*Exercise aim:* Pull each line holding "LASTEN" out of the entries below.
----- Records provided -----
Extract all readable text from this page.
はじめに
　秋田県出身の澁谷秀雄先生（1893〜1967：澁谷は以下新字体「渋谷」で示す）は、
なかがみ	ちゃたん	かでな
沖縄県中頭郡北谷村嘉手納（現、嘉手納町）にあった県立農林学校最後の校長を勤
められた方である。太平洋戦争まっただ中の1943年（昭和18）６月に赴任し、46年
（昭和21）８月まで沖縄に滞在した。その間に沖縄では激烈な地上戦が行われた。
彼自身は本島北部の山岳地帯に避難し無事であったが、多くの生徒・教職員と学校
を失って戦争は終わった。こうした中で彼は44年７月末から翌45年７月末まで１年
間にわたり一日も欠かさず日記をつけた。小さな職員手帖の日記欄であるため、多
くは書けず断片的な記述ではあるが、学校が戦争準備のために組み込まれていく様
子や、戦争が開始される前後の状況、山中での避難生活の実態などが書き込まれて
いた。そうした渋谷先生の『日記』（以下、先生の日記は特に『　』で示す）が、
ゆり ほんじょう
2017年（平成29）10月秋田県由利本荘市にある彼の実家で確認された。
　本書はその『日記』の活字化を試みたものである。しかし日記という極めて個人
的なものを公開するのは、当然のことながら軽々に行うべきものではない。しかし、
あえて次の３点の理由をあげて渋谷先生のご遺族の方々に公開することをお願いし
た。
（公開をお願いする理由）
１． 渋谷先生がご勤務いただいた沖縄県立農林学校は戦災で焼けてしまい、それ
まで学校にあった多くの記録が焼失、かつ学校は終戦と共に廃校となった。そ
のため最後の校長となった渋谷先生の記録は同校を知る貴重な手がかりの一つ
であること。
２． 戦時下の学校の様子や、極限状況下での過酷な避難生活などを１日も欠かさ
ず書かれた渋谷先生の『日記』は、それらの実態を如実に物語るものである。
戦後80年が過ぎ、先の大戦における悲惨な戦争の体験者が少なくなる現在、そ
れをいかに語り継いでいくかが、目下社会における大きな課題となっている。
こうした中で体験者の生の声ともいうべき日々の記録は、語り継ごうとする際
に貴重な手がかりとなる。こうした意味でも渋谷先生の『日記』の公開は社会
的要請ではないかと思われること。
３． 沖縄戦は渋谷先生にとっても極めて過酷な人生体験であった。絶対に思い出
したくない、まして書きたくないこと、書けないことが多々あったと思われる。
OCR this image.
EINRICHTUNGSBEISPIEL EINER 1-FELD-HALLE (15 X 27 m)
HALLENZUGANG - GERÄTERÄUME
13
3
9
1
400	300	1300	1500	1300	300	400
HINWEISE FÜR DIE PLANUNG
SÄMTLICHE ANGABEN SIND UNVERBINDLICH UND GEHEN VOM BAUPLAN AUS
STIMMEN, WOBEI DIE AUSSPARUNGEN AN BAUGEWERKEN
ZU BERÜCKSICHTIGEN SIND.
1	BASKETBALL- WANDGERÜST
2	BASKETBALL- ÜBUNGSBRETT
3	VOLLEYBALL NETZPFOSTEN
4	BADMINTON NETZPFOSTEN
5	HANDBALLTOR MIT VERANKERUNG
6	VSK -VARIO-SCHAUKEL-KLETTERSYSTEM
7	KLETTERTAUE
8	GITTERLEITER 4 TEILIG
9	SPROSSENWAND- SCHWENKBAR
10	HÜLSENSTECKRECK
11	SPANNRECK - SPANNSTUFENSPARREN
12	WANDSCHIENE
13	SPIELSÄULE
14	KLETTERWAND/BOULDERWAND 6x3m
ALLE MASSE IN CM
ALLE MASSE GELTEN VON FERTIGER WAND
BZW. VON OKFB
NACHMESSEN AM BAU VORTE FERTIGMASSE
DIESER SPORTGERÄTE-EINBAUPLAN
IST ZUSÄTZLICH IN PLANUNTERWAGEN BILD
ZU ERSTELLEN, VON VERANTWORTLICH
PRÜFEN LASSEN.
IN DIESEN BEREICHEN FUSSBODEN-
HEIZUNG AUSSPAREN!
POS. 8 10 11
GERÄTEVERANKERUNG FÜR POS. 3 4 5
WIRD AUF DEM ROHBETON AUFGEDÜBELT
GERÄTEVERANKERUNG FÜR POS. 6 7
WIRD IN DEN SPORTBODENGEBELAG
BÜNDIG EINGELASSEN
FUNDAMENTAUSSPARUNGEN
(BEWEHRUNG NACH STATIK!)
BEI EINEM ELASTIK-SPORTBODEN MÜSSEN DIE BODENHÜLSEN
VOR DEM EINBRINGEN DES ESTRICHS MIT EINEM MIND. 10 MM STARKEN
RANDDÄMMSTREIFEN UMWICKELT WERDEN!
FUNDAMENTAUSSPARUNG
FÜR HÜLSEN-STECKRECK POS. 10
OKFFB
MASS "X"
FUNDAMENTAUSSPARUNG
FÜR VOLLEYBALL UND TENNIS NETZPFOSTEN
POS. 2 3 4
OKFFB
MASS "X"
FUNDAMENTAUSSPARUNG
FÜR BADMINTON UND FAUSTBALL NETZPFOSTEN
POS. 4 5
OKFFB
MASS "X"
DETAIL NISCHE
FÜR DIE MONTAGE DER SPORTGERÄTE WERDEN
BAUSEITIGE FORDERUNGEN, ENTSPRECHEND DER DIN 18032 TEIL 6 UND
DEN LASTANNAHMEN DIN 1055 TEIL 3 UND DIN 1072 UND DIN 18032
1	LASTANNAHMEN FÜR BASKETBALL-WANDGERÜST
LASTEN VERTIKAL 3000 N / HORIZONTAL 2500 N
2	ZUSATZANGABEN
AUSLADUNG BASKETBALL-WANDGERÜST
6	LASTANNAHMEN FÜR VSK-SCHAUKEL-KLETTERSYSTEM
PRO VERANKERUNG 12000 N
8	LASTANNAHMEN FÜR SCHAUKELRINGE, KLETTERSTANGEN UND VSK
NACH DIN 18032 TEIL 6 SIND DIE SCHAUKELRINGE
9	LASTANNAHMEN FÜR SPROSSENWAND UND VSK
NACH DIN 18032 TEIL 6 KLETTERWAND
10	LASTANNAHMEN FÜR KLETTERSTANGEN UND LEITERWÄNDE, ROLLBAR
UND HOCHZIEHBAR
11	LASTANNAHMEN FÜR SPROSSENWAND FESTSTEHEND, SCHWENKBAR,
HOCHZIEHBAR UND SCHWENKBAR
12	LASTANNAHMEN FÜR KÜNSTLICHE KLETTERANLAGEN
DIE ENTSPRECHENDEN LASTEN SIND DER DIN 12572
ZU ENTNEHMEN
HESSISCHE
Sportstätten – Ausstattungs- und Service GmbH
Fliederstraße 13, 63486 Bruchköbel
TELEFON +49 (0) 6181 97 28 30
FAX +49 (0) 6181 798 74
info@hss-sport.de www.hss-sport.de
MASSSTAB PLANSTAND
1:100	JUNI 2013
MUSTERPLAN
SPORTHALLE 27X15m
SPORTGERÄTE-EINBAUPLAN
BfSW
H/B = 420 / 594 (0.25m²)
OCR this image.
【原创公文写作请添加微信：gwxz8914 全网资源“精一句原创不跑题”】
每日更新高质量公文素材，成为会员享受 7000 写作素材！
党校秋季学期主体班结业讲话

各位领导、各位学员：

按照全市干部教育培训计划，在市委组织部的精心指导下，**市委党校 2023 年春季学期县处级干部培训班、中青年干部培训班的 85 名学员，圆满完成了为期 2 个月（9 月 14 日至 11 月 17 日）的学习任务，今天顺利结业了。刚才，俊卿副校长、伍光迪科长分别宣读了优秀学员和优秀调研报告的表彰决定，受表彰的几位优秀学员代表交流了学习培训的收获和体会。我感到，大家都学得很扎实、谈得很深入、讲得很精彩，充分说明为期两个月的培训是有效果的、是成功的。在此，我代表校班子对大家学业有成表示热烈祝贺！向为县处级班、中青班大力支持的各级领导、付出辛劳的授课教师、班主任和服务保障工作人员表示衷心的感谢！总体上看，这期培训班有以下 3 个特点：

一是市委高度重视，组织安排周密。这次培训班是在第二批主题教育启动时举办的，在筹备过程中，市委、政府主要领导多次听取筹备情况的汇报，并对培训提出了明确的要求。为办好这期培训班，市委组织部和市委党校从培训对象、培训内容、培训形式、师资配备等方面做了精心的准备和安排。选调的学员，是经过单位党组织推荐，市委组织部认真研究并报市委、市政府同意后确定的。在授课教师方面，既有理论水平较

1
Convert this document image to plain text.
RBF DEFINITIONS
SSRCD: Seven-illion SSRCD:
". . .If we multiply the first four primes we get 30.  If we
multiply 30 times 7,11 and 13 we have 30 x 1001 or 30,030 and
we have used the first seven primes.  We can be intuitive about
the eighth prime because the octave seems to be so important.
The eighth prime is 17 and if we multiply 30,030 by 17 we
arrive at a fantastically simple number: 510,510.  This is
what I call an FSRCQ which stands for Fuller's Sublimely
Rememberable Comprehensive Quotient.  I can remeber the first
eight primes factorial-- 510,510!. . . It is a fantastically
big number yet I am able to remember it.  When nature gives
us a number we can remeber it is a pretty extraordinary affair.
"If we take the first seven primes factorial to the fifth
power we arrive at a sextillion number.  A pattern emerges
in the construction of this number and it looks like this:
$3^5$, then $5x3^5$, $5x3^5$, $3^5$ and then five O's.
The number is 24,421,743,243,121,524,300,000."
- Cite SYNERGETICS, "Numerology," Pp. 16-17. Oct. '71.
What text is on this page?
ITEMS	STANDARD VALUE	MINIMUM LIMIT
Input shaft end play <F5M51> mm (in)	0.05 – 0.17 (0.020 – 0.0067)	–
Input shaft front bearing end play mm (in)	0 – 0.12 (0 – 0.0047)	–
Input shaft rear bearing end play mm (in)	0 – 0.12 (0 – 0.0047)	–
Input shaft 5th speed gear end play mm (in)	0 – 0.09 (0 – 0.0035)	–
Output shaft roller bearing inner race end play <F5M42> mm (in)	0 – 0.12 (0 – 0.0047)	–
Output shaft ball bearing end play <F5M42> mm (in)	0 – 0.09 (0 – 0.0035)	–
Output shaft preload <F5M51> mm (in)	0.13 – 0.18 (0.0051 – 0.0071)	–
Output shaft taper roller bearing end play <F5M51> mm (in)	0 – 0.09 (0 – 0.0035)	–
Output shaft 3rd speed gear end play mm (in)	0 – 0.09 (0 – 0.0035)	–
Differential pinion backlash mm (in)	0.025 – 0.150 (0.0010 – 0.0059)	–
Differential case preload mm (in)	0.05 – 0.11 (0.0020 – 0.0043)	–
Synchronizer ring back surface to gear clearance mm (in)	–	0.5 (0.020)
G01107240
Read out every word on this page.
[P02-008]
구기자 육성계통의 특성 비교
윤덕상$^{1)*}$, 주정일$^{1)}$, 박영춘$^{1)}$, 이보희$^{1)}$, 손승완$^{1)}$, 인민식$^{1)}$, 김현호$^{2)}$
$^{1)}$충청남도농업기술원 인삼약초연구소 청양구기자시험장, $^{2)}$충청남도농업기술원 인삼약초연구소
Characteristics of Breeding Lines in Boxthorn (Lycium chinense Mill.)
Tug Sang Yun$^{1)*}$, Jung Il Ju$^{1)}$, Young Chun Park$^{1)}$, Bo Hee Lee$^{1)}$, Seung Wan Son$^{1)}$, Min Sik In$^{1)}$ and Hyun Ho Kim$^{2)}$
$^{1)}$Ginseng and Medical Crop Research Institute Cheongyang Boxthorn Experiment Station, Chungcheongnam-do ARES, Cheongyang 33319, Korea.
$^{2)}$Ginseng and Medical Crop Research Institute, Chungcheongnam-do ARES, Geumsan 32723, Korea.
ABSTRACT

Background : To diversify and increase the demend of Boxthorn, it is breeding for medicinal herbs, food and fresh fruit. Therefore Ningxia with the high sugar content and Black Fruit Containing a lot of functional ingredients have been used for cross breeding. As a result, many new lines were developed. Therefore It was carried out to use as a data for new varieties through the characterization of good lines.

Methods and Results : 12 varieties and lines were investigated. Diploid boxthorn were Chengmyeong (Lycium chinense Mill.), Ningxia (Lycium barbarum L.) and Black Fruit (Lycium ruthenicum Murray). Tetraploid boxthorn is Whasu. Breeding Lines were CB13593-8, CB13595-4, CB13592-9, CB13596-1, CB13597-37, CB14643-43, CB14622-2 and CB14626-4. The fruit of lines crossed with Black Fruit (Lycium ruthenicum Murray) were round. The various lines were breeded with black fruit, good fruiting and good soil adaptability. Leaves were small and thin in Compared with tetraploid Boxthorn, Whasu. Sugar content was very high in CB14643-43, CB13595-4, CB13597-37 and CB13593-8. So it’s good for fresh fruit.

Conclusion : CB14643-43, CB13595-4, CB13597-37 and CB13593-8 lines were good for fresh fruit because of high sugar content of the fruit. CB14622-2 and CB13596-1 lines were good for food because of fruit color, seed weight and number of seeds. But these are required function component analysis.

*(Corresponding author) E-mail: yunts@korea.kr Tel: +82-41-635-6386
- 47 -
-----
*Answer to the exercise:*
LASTEN VERTIKAL 3000 N / HORIZONTAL 2500 N
DIE ENTSPRECHENDEN LASTEN SIND DER DIN 12572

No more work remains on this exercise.